------ Source material ------

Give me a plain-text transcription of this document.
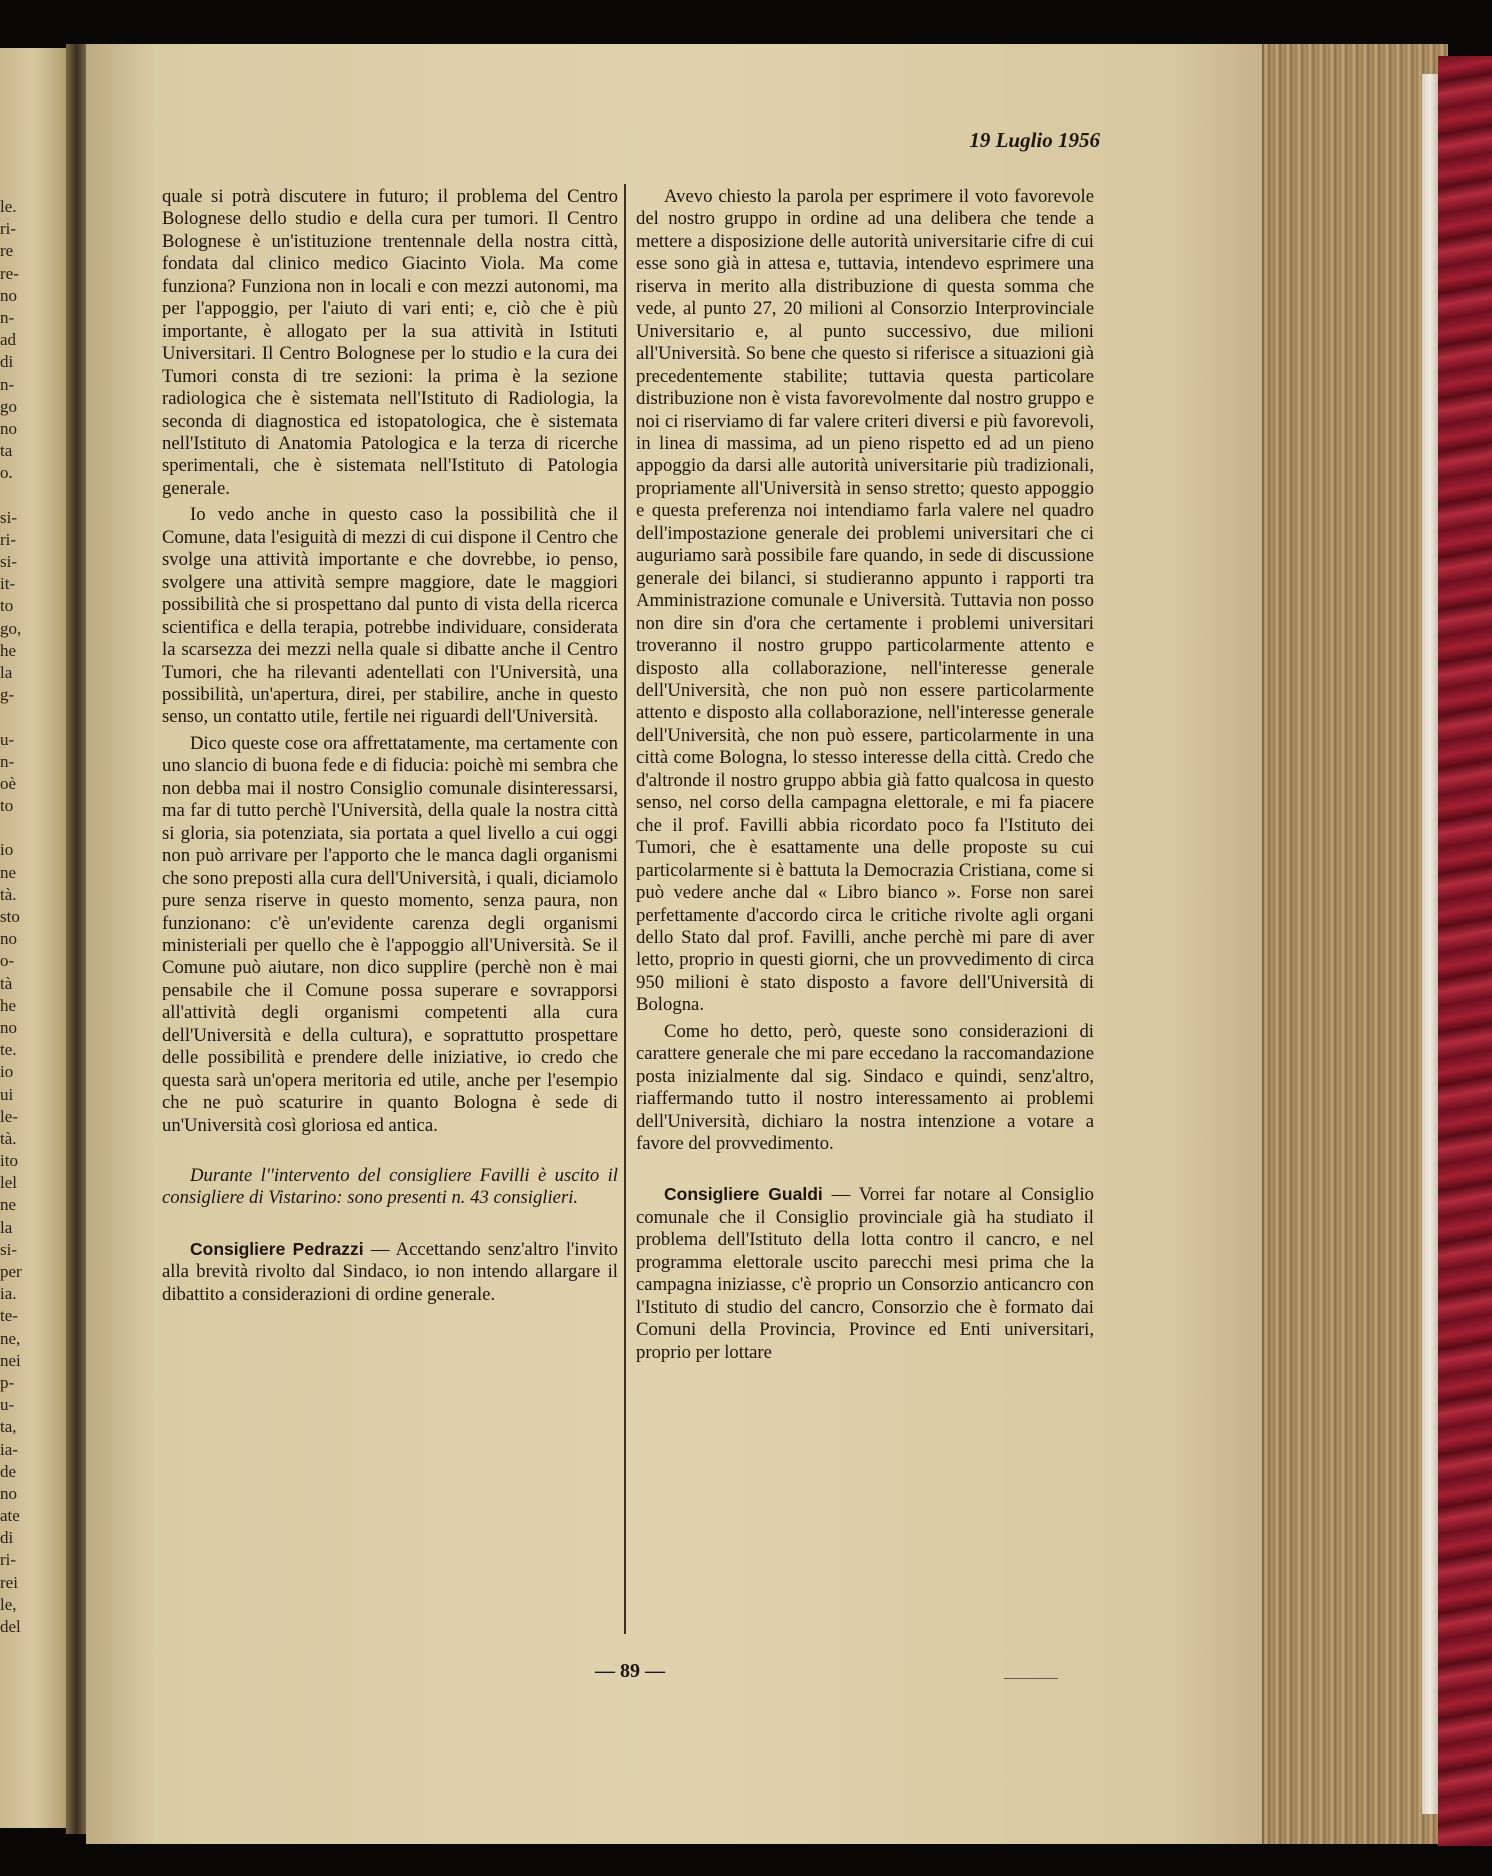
le.
ri-
re
re-
no
n-
ad
di
n-
go
no
ta
o.
si-
ri-
si-
it-
to
go,
he
la
g-
u-
n-
oè
to
io
ne
tà.
sto
no
o-
tà
he
no
te.
io
ui
le-
tà.
ito
lel
ne
la
si-
per
ia.
te-
ne,
nei
p-
u-
ta,
ia-
de
no
ate
di
ri-
rei
le,
del
19 Luglio 1956

quale si potrà discutere in futuro; il problema del Centro Bolognese dello studio e della cura per tumori. Il Centro Bolognese è un'istituzione trentennale della nostra città, fondata dal clinico medico Giacinto Viola. Ma come funziona? Funziona non in locali e con mezzi autonomi, ma per l'appoggio, per l'aiuto di vari enti; e, ciò che è più importante, è allogato per la sua attività in Istituti Universitari. Il Centro Bolognese per lo studio e la cura dei Tumori consta di tre sezioni: la prima è la sezione radiologica che è sistemata nell'Istituto di Radiologia, la seconda di diagnostica ed istopatologica, che è sistemata nell'Istituto di Anatomia Patologica e la terza di ricerche sperimentali, che è sistemata nell'Istituto di Patologia generale.

Io vedo anche in questo caso la possibilità che il Comune, data l'esiguità di mezzi di cui dispone il Centro che svolge una attività importante e che dovrebbe, io penso, svolgere una attività sempre maggiore, date le maggiori possibilità che si prospettano dal punto di vista della ricerca scientifica e della terapia, potrebbe individuare, considerata la scarsezza dei mezzi nella quale si dibatte anche il Centro Tumori, che ha rilevanti adentellati con l'Università, una possibilità, un'apertura, direi, per stabilire, anche in questo senso, un contatto utile, fertile nei riguardi dell'Università.

Dico queste cose ora affrettatamente, ma certamente con uno slancio di buona fede e di fiducia: poichè mi sembra che non debba mai il nostro Consiglio comunale disinteressarsi, ma far di tutto perchè l'Università, della quale la nostra città si gloria, sia potenziata, sia portata a quel livello a cui oggi non può arrivare per l'apporto che le manca dagli organismi che sono preposti alla cura dell'Università, i quali, diciamolo pure senza riserve in questo momento, senza paura, non funzionano: c'è un'evidente carenza degli organismi ministeriali per quello che è l'appoggio all'Università. Se il Comune può aiutare, non dico supplire (perchè non è mai pensabile che il Comune possa superare e sovrapporsi all'attività degli organismi competenti alla cura dell'Università e della cultura), e soprattutto prospettare delle possibilità e prendere delle iniziative, io credo che questa sarà un'opera meritoria ed utile, anche per l'esempio che ne può scaturire in quanto Bologna è sede di un'Università così gloriosa ed antica.

Durante l''intervento del consigliere Favilli è uscito il consigliere di Vistarino: sono presenti n. 43 consiglieri.

Consigliere Pedrazzi — Accettando senz'altro l'invito alla brevità rivolto dal Sindaco, io non intendo allargare il dibattito a considerazioni di ordine generale.

Avevo chiesto la parola per esprimere il voto favorevole del nostro gruppo in ordine ad una delibera che tende a mettere a disposizione delle autorità universitarie cifre di cui esse sono già in attesa e, tuttavia, intendevo esprimere una riserva in merito alla distribuzione di questa somma che vede, al punto 27, 20 milioni al Consorzio Interprovinciale Universitario e, al punto successivo, due milioni all'Università. So bene che questo si riferisce a situazioni già precedentemente stabilite; tuttavia questa particolare distribuzione non è vista favorevolmente dal nostro gruppo e noi ci riserviamo di far valere criteri diversi e più favorevoli, in linea di massima, ad un pieno rispetto ed ad un pieno appoggio da darsi alle autorità universitarie più tradizionali, propriamente all'Università in senso stretto; questo appoggio e questa preferenza noi intendiamo farla valere nel quadro dell'impostazione generale dei problemi universitari che ci auguriamo sarà possibile fare quando, in sede di discussione generale dei bilanci, si studieranno appunto i rapporti tra Amministrazione comunale e Università. Tuttavia non posso non dire sin d'ora che certamente i problemi universitari troveranno il nostro gruppo particolarmente attento e disposto alla collaborazione, nell'interesse generale dell'Università, che non può non essere particolarmente attento e disposto alla collaborazione, nell'interesse generale dell'Università, che non può essere, particolarmente in una città come Bologna, lo stesso interesse della città. Credo che d'altronde il nostro gruppo abbia già fatto qualcosa in questo senso, nel corso della campagna elettorale, e mi fa piacere che il prof. Favilli abbia ricordato poco fa l'Istituto dei Tumori, che è esattamente una delle proposte su cui particolarmente si è battuta la Democrazia Cristiana, come si può vedere anche dal « Libro bianco ». Forse non sarei perfettamente d'accordo circa le critiche rivolte agli organi dello Stato dal prof. Favilli, anche perchè mi pare di aver letto, proprio in questi giorni, che un provvedimento di circa 950 milioni è stato disposto a favore dell'Università di Bologna.

Come ho detto, però, queste sono considerazioni di carattere generale che mi pare eccedano la raccomandazione posta inizialmente dal sig. Sindaco e quindi, senz'altro, riaffermando tutto il nostro interessamento ai problemi dell'Università, dichiaro la nostra intenzione a votare a favore del provvedimento.

Consigliere Gualdi — Vorrei far notare al Consiglio comunale che il Consiglio provinciale già ha studiato il problema dell'Istituto della lotta contro il cancro, e nel programma elettorale uscito parecchi mesi prima che la campagna iniziasse, c'è proprio un Consorzio anticancro con l'Istituto di studio del cancro, Consorzio che è formato dai Comuni della Provincia, Province ed Enti universitari, proprio per lottare

— 89 —
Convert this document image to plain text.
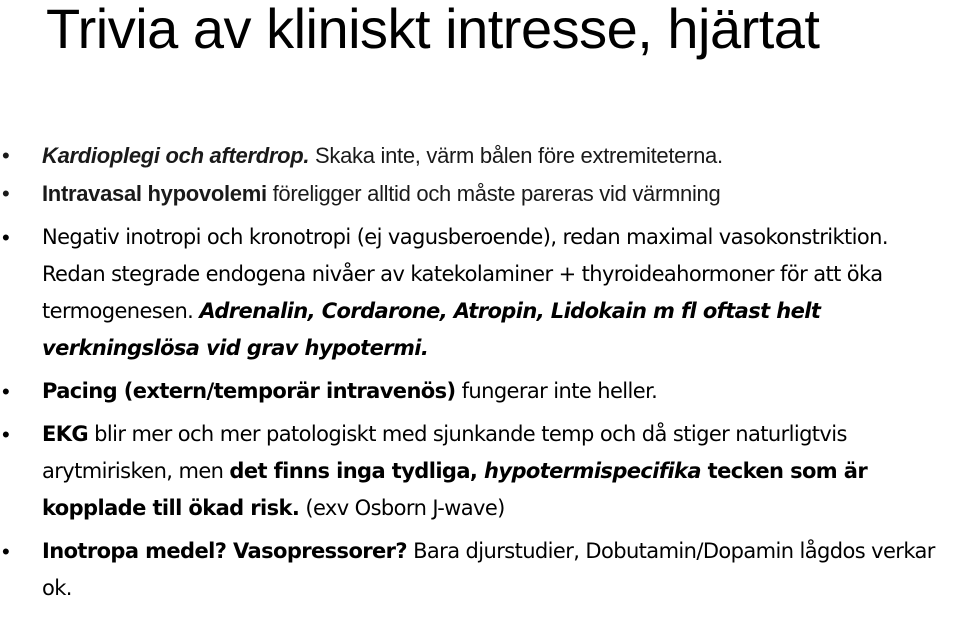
Trivia av kliniskt intresse, hjärtat
• Kardioplegi och afterdrop. Skaka inte, värm bålen före extremiteterna.
• Intravasal hypovolemi föreligger alltid och måste pareras vid värmning
• Negativ inotropi och kronotropi (ej vagusberoende), redan maximal vasokonstriktion. Redan stegrade endogena nivåer av katekolaminer + thyroideahormoner för att öka termogenesen. Adrenalin, Cordarone, Atropin, Lidokain m fl oftast helt verkningslösa vid grav hypotermi.
• Pacing (extern/temporär intravenös) fungerar inte heller.
• EKG blir mer och mer patologiskt med sjunkande temp och då stiger naturligtvis arytmirisken, men det finns inga tydliga, hypotermispecifika tecken som är kopplade till ökad risk. (exv Osborn J-wave)
• Inotropa medel? Vasopressorer? Bara djurstudier, Dobutamin/Dopamin lågdos verkar ok.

------

• **Problem**: Since the copy must exclude the pictures, transcribe only the text of the records, word for word.

• **Exercise solution**:
Give me a plain-text transcription of this document.
le.
ri-
re
re-
no
n-
ad
di
n-
go
no
ta
o.
si-
ri-
si-
it-
to
go,
he
la
g-
u-
n-
oè
to
io
ne
tà.
sto
no
o-
tà
he
no
te.
io
ui
le-
tà.
ito
lel
ne
la
si-
per
ia.
te-
ne,
nei
p-
u-
ta,
ia-
de
no
ate
di
ri-
rei
le,
del
19 Luglio 1956

quale si potrà discutere in futuro; il problema del Centro Bolognese dello studio e della cura per tumori. Il Centro Bolognese è un'istituzione trentennale della nostra città, fondata dal clinico medico Giacinto Viola. Ma come funziona? Funziona non in locali e con mezzi autonomi, ma per l'appoggio, per l'aiuto di vari enti; e, ciò che è più importante, è allogato per la sua attività in Istituti Universitari. Il Centro Bolognese per lo studio e la cura dei Tumori consta di tre sezioni: la prima è la sezione radiologica che è sistemata nell'Istituto di Radiologia, la seconda di diagnostica ed istopatologica, che è sistemata nell'Istituto di Anatomia Patologica e la terza di ricerche sperimentali, che è sistemata nell'Istituto di Patologia generale.

Io vedo anche in questo caso la possibilità che il Comune, data l'esiguità di mezzi di cui dispone il Centro che svolge una attività importante e che dovrebbe, io penso, svolgere una attività sempre maggiore, date le maggiori possibilità che si prospettano dal punto di vista della ricerca scientifica e della terapia, potrebbe individuare, considerata la scarsezza dei mezzi nella quale si dibatte anche il Centro Tumori, che ha rilevanti adentellati con l'Università, una possibilità, un'apertura, direi, per stabilire, anche in questo senso, un contatto utile, fertile nei riguardi dell'Università.

Dico queste cose ora affrettatamente, ma certamente con uno slancio di buona fede e di fiducia: poichè mi sembra che non debba mai il nostro Consiglio comunale disinteressarsi, ma far di tutto perchè l'Università, della quale la nostra città si gloria, sia potenziata, sia portata a quel livello a cui oggi non può arrivare per l'apporto che le manca dagli organismi che sono preposti alla cura dell'Università, i quali, diciamolo pure senza riserve in questo momento, senza paura, non funzionano: c'è un'evidente carenza degli organismi ministeriali per quello che è l'appoggio all'Università. Se il Comune può aiutare, non dico supplire (perchè non è mai pensabile che il Comune possa superare e sovrapporsi all'attività degli organismi competenti alla cura dell'Università e della cultura), e soprattutto prospettare delle possibilità e prendere delle iniziative, io credo che questa sarà un'opera meritoria ed utile, anche per l'esempio che ne può scaturire in quanto Bologna è sede di un'Università così gloriosa ed antica.

Durante l''intervento del consigliere Favilli è uscito il consigliere di Vistarino: sono presenti n. 43 consiglieri.

Consigliere Pedrazzi — Accettando senz'altro l'invito alla brevità rivolto dal Sindaco, io non intendo allargare il dibattito a considerazioni di ordine generale.

Avevo chiesto la parola per esprimere il voto favorevole del nostro gruppo in ordine ad una delibera che tende a mettere a disposizione delle autorità universitarie cifre di cui esse sono già in attesa e, tuttavia, intendevo esprimere una riserva in merito alla distribuzione di questa somma che vede, al punto 27, 20 milioni al Consorzio Interprovinciale Universitario e, al punto successivo, due milioni all'Università. So bene che questo si riferisce a situazioni già precedentemente stabilite; tuttavia questa particolare distribuzione non è vista favorevolmente dal nostro gruppo e noi ci riserviamo di far valere criteri diversi e più favorevoli, in linea di massima, ad un pieno rispetto ed ad un pieno appoggio da darsi alle autorità universitarie più tradizionali, propriamente all'Università in senso stretto; questo appoggio e questa preferenza noi intendiamo farla valere nel quadro dell'impostazione generale dei problemi universitari che ci auguriamo sarà possibile fare quando, in sede di discussione generale dei bilanci, si studieranno appunto i rapporti tra Amministrazione comunale e Università. Tuttavia non posso non dire sin d'ora che certamente i problemi universitari troveranno il nostro gruppo particolarmente attento e disposto alla collaborazione, nell'interesse generale dell'Università, che non può non essere particolarmente attento e disposto alla collaborazione, nell'interesse generale dell'Università, che non può essere, particolarmente in una città come Bologna, lo stesso interesse della città. Credo che d'altronde il nostro gruppo abbia già fatto qualcosa in questo senso, nel corso della campagna elettorale, e mi fa piacere che il prof. Favilli abbia ricordato poco fa l'Istituto dei Tumori, che è esattamente una delle proposte su cui particolarmente si è battuta la Democrazia Cristiana, come si può vedere anche dal « Libro bianco ». Forse non sarei perfettamente d'accordo circa le critiche rivolte agli organi dello Stato dal prof. Favilli, anche perchè mi pare di aver letto, proprio in questi giorni, che un provvedimento di circa 950 milioni è stato disposto a favore dell'Università di Bologna.

Come ho detto, però, queste sono considerazioni di carattere generale che mi pare eccedano la raccomandazione posta inizialmente dal sig. Sindaco e quindi, senz'altro, riaffermando tutto il nostro interessamento ai problemi dell'Università, dichiaro la nostra intenzione a votare a favore del provvedimento.

Consigliere Gualdi — Vorrei far notare al Consiglio comunale che il Consiglio provinciale già ha studiato il problema dell'Istituto della lotta contro il cancro, e nel programma elettorale uscito parecchi mesi prima che la campagna iniziasse, c'è proprio un Consorzio anticancro con l'Istituto di studio del cancro, Consorzio che è formato dai Comuni della Provincia, Province ed Enti universitari, proprio per lottare

— 89 —
Convert this document image to plain text.
Trivia av kliniskt intresse, hjärtat
• Kardioplegi och afterdrop. Skaka inte, värm bålen före extremiteterna.
• Intravasal hypovolemi föreligger alltid och måste pareras vid värmning
• Negativ inotropi och kronotropi (ej vagusberoende), redan maximal vasokonstriktion. Redan stegrade endogena nivåer av katekolaminer + thyroideahormoner för att öka termogenesen. Adrenalin, Cordarone, Atropin, Lidokain m fl oftast helt verkningslösa vid grav hypotermi.
• Pacing (extern/temporär intravenös) fungerar inte heller.
• EKG blir mer och mer patologiskt med sjunkande temp och då stiger naturligtvis arytmirisken, men det finns inga tydliga, hypotermispecifika tecken som är kopplade till ökad risk. (exv Osborn J-wave)
• Inotropa medel? Vasopressorer? Bara djurstudier, Dobutamin/Dopamin lågdos verkar ok.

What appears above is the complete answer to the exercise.